Record excerpts
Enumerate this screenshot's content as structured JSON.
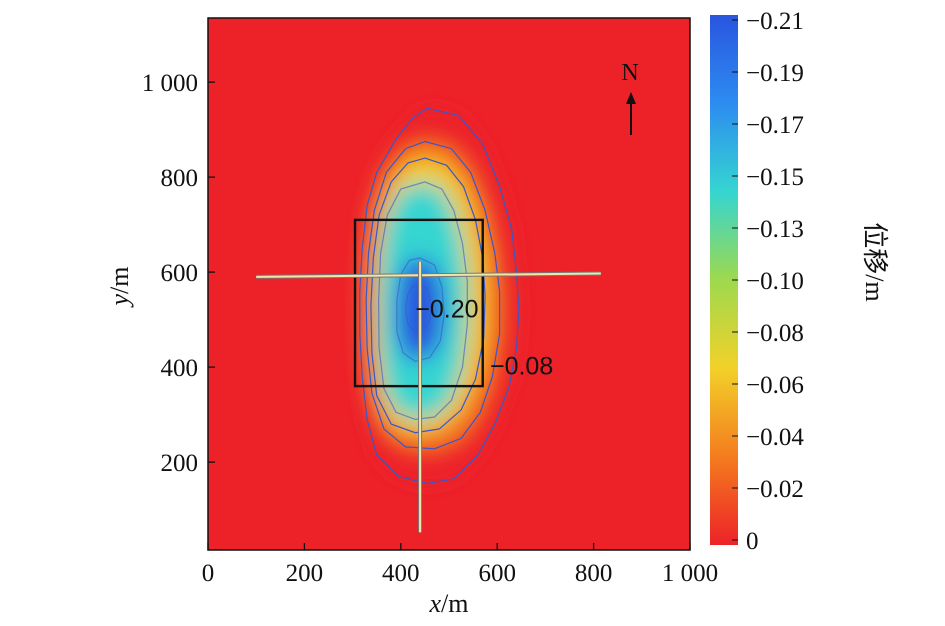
{
  "chart_data": {
    "type": "heatmap",
    "title": "",
    "xlabel": {
      "var": "x",
      "unit": "/m"
    },
    "ylabel": {
      "var": "y",
      "unit": "/m"
    },
    "xlim": [
      0,
      1000
    ],
    "ylim": [
      15,
      1135
    ],
    "x_ticks": [
      {
        "value": 0,
        "label": "0"
      },
      {
        "value": 200,
        "label": "200"
      },
      {
        "value": 400,
        "label": "400"
      },
      {
        "value": 600,
        "label": "600"
      },
      {
        "value": 800,
        "label": "800"
      },
      {
        "value": 1000,
        "label": "1 000"
      }
    ],
    "y_ticks": [
      {
        "value": 200,
        "label": "200"
      },
      {
        "value": 400,
        "label": "400"
      },
      {
        "value": 600,
        "label": "600"
      },
      {
        "value": 800,
        "label": "800"
      },
      {
        "value": 1000,
        "label": "1 000"
      }
    ],
    "colorbar": {
      "label": "位移/m",
      "range": [
        -0.21,
        0
      ],
      "ticks": [
        "−0.21",
        "−0.19",
        "−0.17",
        "−0.15",
        "−0.13",
        "−0.10",
        "−0.08",
        "−0.06",
        "−0.04",
        "−0.02",
        "0"
      ],
      "colors": [
        "#ed2229",
        "#f47c1e",
        "#f2d12a",
        "#9ed94e",
        "#35d5d1",
        "#2d8cf0",
        "#2a55e0"
      ]
    },
    "displacement_field": {
      "center": [
        440,
        530
      ],
      "max_value": -0.21,
      "contours": [
        {
          "value": -0.01,
          "points": [
            [
              455,
              945
            ],
            [
              520,
              930
            ],
            [
              570,
              870
            ],
            [
              605,
              780
            ],
            [
              630,
              690
            ],
            [
              640,
              600
            ],
            [
              645,
              520
            ],
            [
              640,
              440
            ],
            [
              625,
              360
            ],
            [
              595,
              280
            ],
            [
              560,
              215
            ],
            [
              510,
              165
            ],
            [
              455,
              155
            ],
            [
              395,
              170
            ],
            [
              350,
              215
            ],
            [
              330,
              290
            ],
            [
              320,
              380
            ],
            [
              315,
              470
            ],
            [
              315,
              560
            ],
            [
              320,
              650
            ],
            [
              330,
              740
            ],
            [
              350,
              810
            ],
            [
              390,
              880
            ],
            [
              425,
              925
            ]
          ]
        },
        {
          "value": -0.05,
          "points": [
            [
              450,
              875
            ],
            [
              505,
              860
            ],
            [
              545,
              810
            ],
            [
              575,
              730
            ],
            [
              595,
              640
            ],
            [
              605,
              560
            ],
            [
              605,
              470
            ],
            [
              590,
              380
            ],
            [
              565,
              305
            ],
            [
              525,
              250
            ],
            [
              470,
              228
            ],
            [
              410,
              232
            ],
            [
              365,
              270
            ],
            [
              340,
              345
            ],
            [
              330,
              440
            ],
            [
              328,
              540
            ],
            [
              333,
              640
            ],
            [
              345,
              730
            ],
            [
              370,
              810
            ],
            [
              410,
              860
            ]
          ]
        },
        {
          "value": -0.08,
          "points": [
            [
              450,
              840
            ],
            [
              495,
              825
            ],
            [
              530,
              780
            ],
            [
              555,
              710
            ],
            [
              570,
              630
            ],
            [
              575,
              550
            ],
            [
              572,
              460
            ],
            [
              555,
              375
            ],
            [
              525,
              310
            ],
            [
              480,
              270
            ],
            [
              430,
              262
            ],
            [
              380,
              280
            ],
            [
              350,
              340
            ],
            [
              340,
              430
            ],
            [
              338,
              530
            ],
            [
              343,
              630
            ],
            [
              355,
              720
            ],
            [
              380,
              790
            ],
            [
              415,
              830
            ]
          ]
        },
        {
          "value": -0.15,
          "points": [
            [
              450,
              790
            ],
            [
              485,
              775
            ],
            [
              510,
              730
            ],
            [
              528,
              660
            ],
            [
              538,
              580
            ],
            [
              538,
              490
            ],
            [
              528,
              400
            ],
            [
              505,
              330
            ],
            [
              470,
              295
            ],
            [
              430,
              290
            ],
            [
              390,
              305
            ],
            [
              365,
              355
            ],
            [
              355,
              440
            ],
            [
              354,
              540
            ],
            [
              358,
              640
            ],
            [
              372,
              720
            ],
            [
              400,
              775
            ]
          ]
        },
        {
          "value": -0.2,
          "points": [
            [
              440,
              630
            ],
            [
              470,
              615
            ],
            [
              485,
              570
            ],
            [
              490,
              510
            ],
            [
              482,
              455
            ],
            [
              460,
              420
            ],
            [
              430,
              412
            ],
            [
              405,
              430
            ],
            [
              392,
              475
            ],
            [
              392,
              540
            ],
            [
              400,
              595
            ],
            [
              418,
              625
            ]
          ]
        },
        {
          "value": -0.205,
          "points": [
            [
              438,
              575
            ],
            [
              455,
              565
            ],
            [
              462,
              535
            ],
            [
              460,
              500
            ],
            [
              448,
              478
            ],
            [
              430,
              474
            ],
            [
              415,
              490
            ],
            [
              410,
              520
            ],
            [
              414,
              552
            ],
            [
              425,
              570
            ]
          ]
        }
      ]
    },
    "annotations": [
      {
        "text": "−0.20",
        "x": 430,
        "y": 505
      },
      {
        "text": "−0.08",
        "x": 585,
        "y": 385
      }
    ],
    "work_area": {
      "x_min": 305,
      "x_max": 570,
      "y_min": 360,
      "y_max": 710
    },
    "survey_lines": [
      {
        "x1": 100,
        "y1": 590,
        "x2": 815,
        "y2": 597
      },
      {
        "x1": 440,
        "y1": 52,
        "x2": 440,
        "y2": 622
      }
    ],
    "north_arrow": {
      "label": "N"
    }
  }
}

Set problem
Leave the images out and output the remaining material exactly as it stands.

Correct result
Enumerate this screenshot's content as structured JSON.
{
  "chart_data": {
    "type": "heatmap",
    "title": "",
    "xlabel": {
      "var": "x",
      "unit": "/m"
    },
    "ylabel": {
      "var": "y",
      "unit": "/m"
    },
    "xlim": [
      0,
      1000
    ],
    "ylim": [
      15,
      1135
    ],
    "x_ticks": [
      {
        "value": 0,
        "label": "0"
      },
      {
        "value": 200,
        "label": "200"
      },
      {
        "value": 400,
        "label": "400"
      },
      {
        "value": 600,
        "label": "600"
      },
      {
        "value": 800,
        "label": "800"
      },
      {
        "value": 1000,
        "label": "1 000"
      }
    ],
    "y_ticks": [
      {
        "value": 200,
        "label": "200"
      },
      {
        "value": 400,
        "label": "400"
      },
      {
        "value": 600,
        "label": "600"
      },
      {
        "value": 800,
        "label": "800"
      },
      {
        "value": 1000,
        "label": "1 000"
      }
    ],
    "colorbar": {
      "label": "位移/m",
      "range": [
        -0.21,
        0
      ],
      "ticks": [
        "−0.21",
        "−0.19",
        "−0.17",
        "−0.15",
        "−0.13",
        "−0.10",
        "−0.08",
        "−0.06",
        "−0.04",
        "−0.02",
        "0"
      ],
      "colors": [
        "#ed2229",
        "#f47c1e",
        "#f2d12a",
        "#9ed94e",
        "#35d5d1",
        "#2d8cf0",
        "#2a55e0"
      ]
    },
    "displacement_field": {
      "center": [
        440,
        530
      ],
      "max_value": -0.21,
      "contours": [
        {
          "value": -0.01,
          "points": [
            [
              455,
              945
            ],
            [
              520,
              930
            ],
            [
              570,
              870
            ],
            [
              605,
              780
            ],
            [
              630,
              690
            ],
            [
              640,
              600
            ],
            [
              645,
              520
            ],
            [
              640,
              440
            ],
            [
              625,
              360
            ],
            [
              595,
              280
            ],
            [
              560,
              215
            ],
            [
              510,
              165
            ],
            [
              455,
              155
            ],
            [
              395,
              170
            ],
            [
              350,
              215
            ],
            [
              330,
              290
            ],
            [
              320,
              380
            ],
            [
              315,
              470
            ],
            [
              315,
              560
            ],
            [
              320,
              650
            ],
            [
              330,
              740
            ],
            [
              350,
              810
            ],
            [
              390,
              880
            ],
            [
              425,
              925
            ]
          ]
        },
        {
          "value": -0.05,
          "points": [
            [
              450,
              875
            ],
            [
              505,
              860
            ],
            [
              545,
              810
            ],
            [
              575,
              730
            ],
            [
              595,
              640
            ],
            [
              605,
              560
            ],
            [
              605,
              470
            ],
            [
              590,
              380
            ],
            [
              565,
              305
            ],
            [
              525,
              250
            ],
            [
              470,
              228
            ],
            [
              410,
              232
            ],
            [
              365,
              270
            ],
            [
              340,
              345
            ],
            [
              330,
              440
            ],
            [
              328,
              540
            ],
            [
              333,
              640
            ],
            [
              345,
              730
            ],
            [
              370,
              810
            ],
            [
              410,
              860
            ]
          ]
        },
        {
          "value": -0.08,
          "points": [
            [
              450,
              840
            ],
            [
              495,
              825
            ],
            [
              530,
              780
            ],
            [
              555,
              710
            ],
            [
              570,
              630
            ],
            [
              575,
              550
            ],
            [
              572,
              460
            ],
            [
              555,
              375
            ],
            [
              525,
              310
            ],
            [
              480,
              270
            ],
            [
              430,
              262
            ],
            [
              380,
              280
            ],
            [
              350,
              340
            ],
            [
              340,
              430
            ],
            [
              338,
              530
            ],
            [
              343,
              630
            ],
            [
              355,
              720
            ],
            [
              380,
              790
            ],
            [
              415,
              830
            ]
          ]
        },
        {
          "value": -0.15,
          "points": [
            [
              450,
              790
            ],
            [
              485,
              775
            ],
            [
              510,
              730
            ],
            [
              528,
              660
            ],
            [
              538,
              580
            ],
            [
              538,
              490
            ],
            [
              528,
              400
            ],
            [
              505,
              330
            ],
            [
              470,
              295
            ],
            [
              430,
              290
            ],
            [
              390,
              305
            ],
            [
              365,
              355
            ],
            [
              355,
              440
            ],
            [
              354,
              540
            ],
            [
              358,
              640
            ],
            [
              372,
              720
            ],
            [
              400,
              775
            ]
          ]
        },
        {
          "value": -0.2,
          "points": [
            [
              440,
              630
            ],
            [
              470,
              615
            ],
            [
              485,
              570
            ],
            [
              490,
              510
            ],
            [
              482,
              455
            ],
            [
              460,
              420
            ],
            [
              430,
              412
            ],
            [
              405,
              430
            ],
            [
              392,
              475
            ],
            [
              392,
              540
            ],
            [
              400,
              595
            ],
            [
              418,
              625
            ]
          ]
        },
        {
          "value": -0.205,
          "points": [
            [
              438,
              575
            ],
            [
              455,
              565
            ],
            [
              462,
              535
            ],
            [
              460,
              500
            ],
            [
              448,
              478
            ],
            [
              430,
              474
            ],
            [
              415,
              490
            ],
            [
              410,
              520
            ],
            [
              414,
              552
            ],
            [
              425,
              570
            ]
          ]
        }
      ]
    },
    "annotations": [
      {
        "text": "−0.20",
        "x": 430,
        "y": 505
      },
      {
        "text": "−0.08",
        "x": 585,
        "y": 385
      }
    ],
    "work_area": {
      "x_min": 305,
      "x_max": 570,
      "y_min": 360,
      "y_max": 710
    },
    "survey_lines": [
      {
        "x1": 100,
        "y1": 590,
        "x2": 815,
        "y2": 597
      },
      {
        "x1": 440,
        "y1": 52,
        "x2": 440,
        "y2": 622
      }
    ],
    "north_arrow": {
      "label": "N"
    }
  }
}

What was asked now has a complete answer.